>>>
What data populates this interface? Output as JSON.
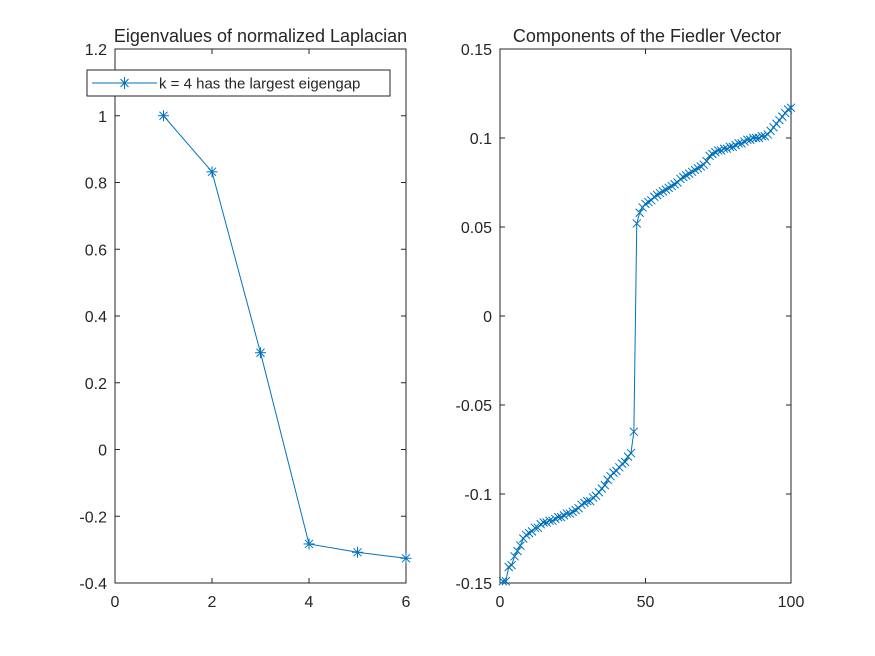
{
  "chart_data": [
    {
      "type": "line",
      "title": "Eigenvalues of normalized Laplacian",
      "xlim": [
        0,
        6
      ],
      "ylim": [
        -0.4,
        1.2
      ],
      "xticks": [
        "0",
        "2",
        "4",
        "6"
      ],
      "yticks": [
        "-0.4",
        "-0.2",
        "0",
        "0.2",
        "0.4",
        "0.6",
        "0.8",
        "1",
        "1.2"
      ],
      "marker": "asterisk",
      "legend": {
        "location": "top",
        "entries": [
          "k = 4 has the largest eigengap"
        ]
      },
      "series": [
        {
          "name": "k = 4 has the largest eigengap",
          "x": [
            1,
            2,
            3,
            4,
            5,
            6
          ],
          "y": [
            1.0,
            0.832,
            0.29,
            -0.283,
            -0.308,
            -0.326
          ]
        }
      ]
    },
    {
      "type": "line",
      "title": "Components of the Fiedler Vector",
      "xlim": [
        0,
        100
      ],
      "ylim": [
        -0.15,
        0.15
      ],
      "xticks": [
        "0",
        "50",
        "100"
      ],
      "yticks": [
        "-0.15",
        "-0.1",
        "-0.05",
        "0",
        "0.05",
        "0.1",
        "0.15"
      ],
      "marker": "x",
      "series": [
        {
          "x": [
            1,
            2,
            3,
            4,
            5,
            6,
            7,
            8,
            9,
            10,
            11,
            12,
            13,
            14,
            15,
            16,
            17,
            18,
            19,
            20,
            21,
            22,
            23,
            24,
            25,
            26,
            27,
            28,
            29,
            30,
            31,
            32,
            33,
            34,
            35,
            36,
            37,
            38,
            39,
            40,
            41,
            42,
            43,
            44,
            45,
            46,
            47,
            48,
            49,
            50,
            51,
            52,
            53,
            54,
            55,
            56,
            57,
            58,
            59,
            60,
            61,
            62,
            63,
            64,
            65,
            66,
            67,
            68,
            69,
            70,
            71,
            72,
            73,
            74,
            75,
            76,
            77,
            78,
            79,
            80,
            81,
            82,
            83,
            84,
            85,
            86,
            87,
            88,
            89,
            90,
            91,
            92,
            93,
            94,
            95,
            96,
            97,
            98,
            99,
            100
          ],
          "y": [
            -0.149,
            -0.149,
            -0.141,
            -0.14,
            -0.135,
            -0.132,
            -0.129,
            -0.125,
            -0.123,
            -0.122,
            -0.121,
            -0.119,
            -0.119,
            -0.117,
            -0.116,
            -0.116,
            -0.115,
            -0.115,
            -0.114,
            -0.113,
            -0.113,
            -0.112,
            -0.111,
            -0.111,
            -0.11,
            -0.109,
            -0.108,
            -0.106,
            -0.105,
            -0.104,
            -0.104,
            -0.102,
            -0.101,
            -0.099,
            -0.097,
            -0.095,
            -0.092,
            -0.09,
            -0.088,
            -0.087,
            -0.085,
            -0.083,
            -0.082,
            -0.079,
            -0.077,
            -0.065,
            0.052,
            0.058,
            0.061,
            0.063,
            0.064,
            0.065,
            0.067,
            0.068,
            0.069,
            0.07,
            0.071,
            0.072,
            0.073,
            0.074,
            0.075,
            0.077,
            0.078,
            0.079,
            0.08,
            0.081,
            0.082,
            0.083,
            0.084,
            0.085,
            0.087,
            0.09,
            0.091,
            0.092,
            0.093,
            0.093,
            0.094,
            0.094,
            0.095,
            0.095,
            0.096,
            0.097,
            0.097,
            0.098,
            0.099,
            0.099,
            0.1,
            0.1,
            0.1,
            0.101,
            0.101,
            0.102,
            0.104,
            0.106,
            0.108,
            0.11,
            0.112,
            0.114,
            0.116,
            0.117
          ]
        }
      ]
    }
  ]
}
<<<
>>>
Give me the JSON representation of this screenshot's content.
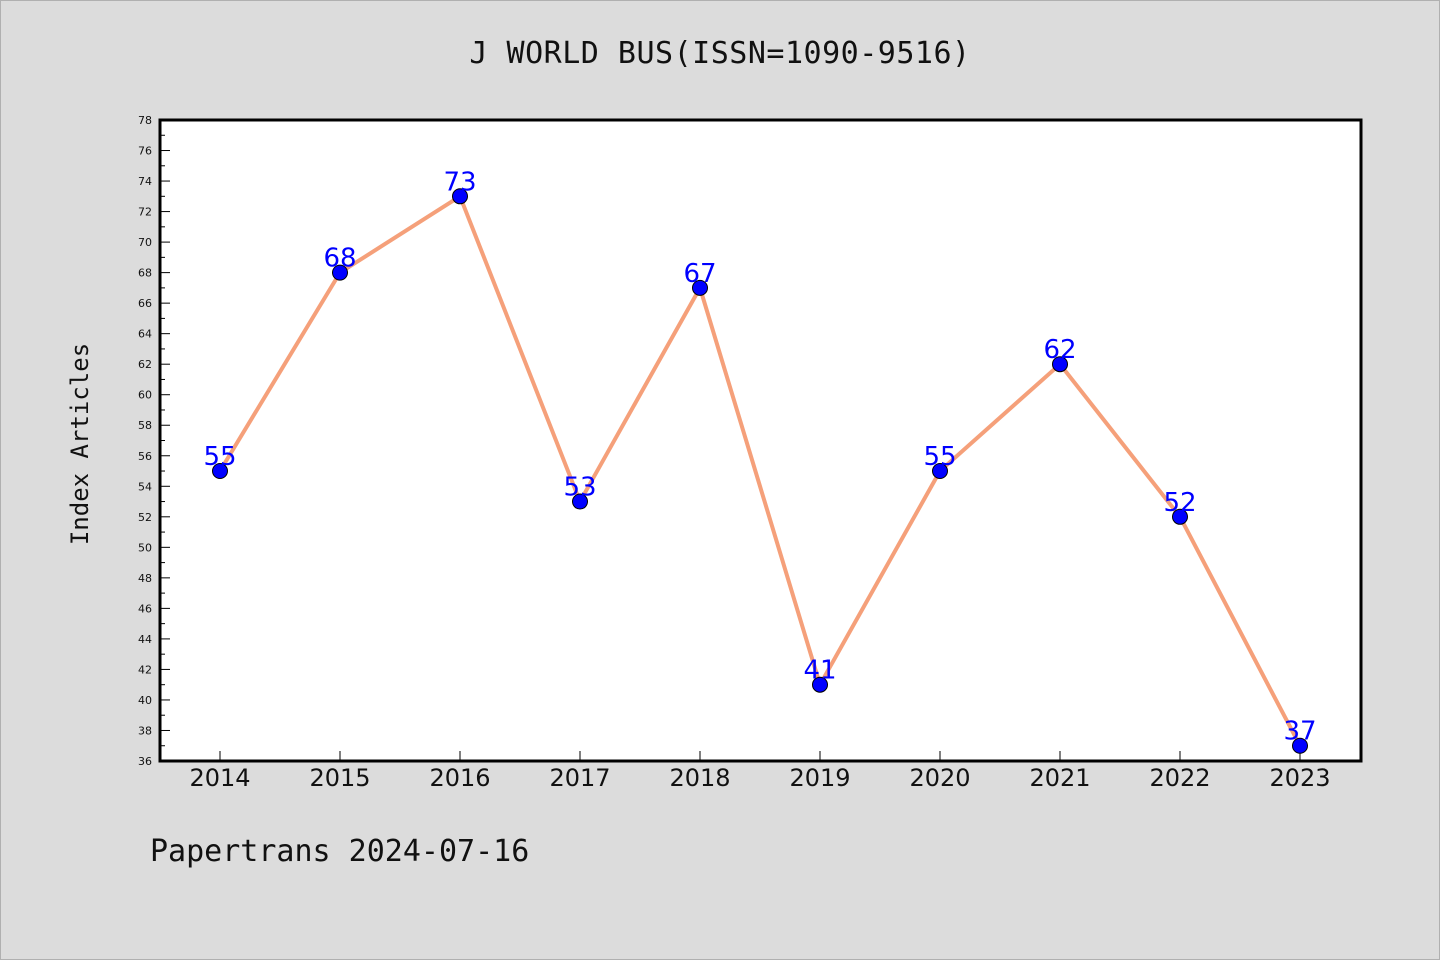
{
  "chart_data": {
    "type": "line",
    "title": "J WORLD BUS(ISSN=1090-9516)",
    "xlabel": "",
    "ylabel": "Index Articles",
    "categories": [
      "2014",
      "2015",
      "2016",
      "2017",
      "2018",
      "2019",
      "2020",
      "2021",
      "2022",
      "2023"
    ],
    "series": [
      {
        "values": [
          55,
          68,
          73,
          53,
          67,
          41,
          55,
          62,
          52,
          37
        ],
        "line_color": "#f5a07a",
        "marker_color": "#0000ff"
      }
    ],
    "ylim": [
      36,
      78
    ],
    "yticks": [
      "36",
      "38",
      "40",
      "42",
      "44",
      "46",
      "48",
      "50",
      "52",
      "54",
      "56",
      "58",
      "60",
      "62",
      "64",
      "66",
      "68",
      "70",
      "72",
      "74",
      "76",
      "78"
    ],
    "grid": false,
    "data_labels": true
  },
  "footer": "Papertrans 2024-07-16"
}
<<<
>>>
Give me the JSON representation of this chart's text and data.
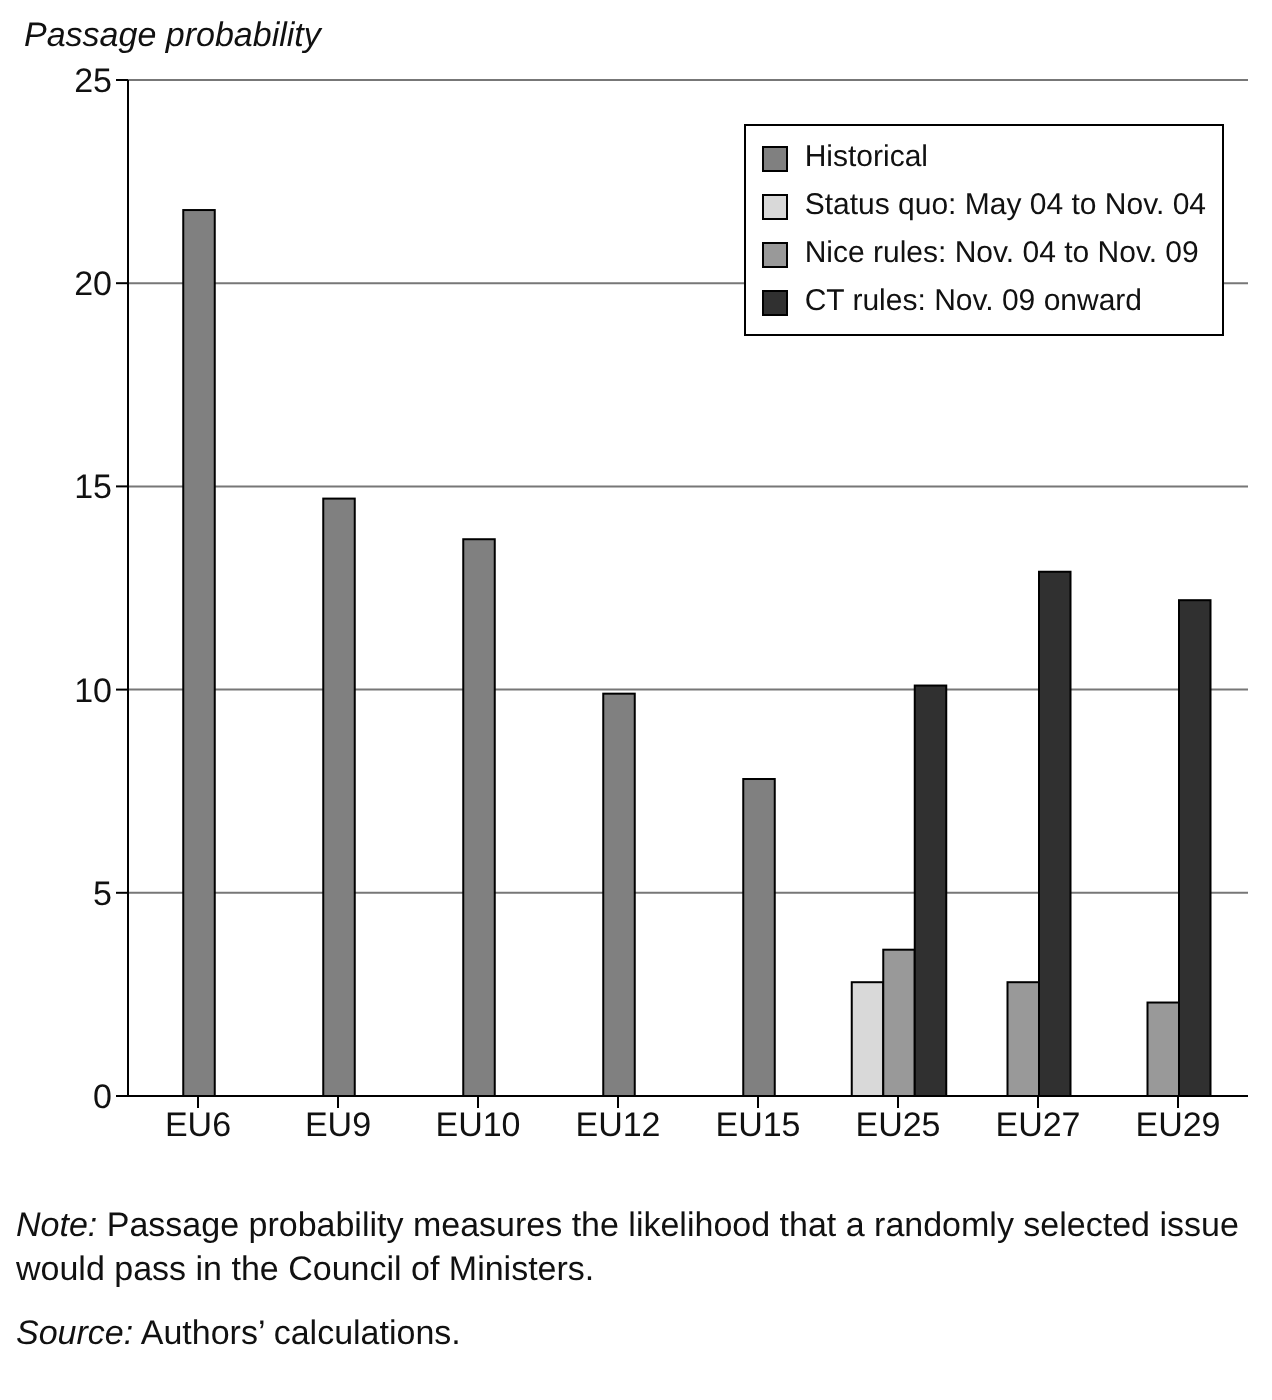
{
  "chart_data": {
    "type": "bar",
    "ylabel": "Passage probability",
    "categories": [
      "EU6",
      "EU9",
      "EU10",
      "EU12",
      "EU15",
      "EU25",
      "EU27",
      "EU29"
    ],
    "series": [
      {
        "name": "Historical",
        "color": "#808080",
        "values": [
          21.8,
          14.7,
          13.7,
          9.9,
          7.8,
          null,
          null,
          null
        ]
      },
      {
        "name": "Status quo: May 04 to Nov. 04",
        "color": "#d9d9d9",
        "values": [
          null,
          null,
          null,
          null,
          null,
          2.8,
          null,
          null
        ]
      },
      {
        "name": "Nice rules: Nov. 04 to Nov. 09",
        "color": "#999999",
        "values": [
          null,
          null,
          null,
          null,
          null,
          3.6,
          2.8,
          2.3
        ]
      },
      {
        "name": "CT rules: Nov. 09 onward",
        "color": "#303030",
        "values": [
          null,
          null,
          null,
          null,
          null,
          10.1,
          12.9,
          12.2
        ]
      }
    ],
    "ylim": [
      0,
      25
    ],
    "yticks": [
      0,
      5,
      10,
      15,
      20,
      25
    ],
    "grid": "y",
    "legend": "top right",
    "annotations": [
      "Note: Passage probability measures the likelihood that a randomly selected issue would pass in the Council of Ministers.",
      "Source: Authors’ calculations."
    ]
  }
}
<<<
In the lines above, find each one with "largest" and list it.

          "k = 4 has the largest eigengap"
          "name": "k = 4 has the largest eigengap",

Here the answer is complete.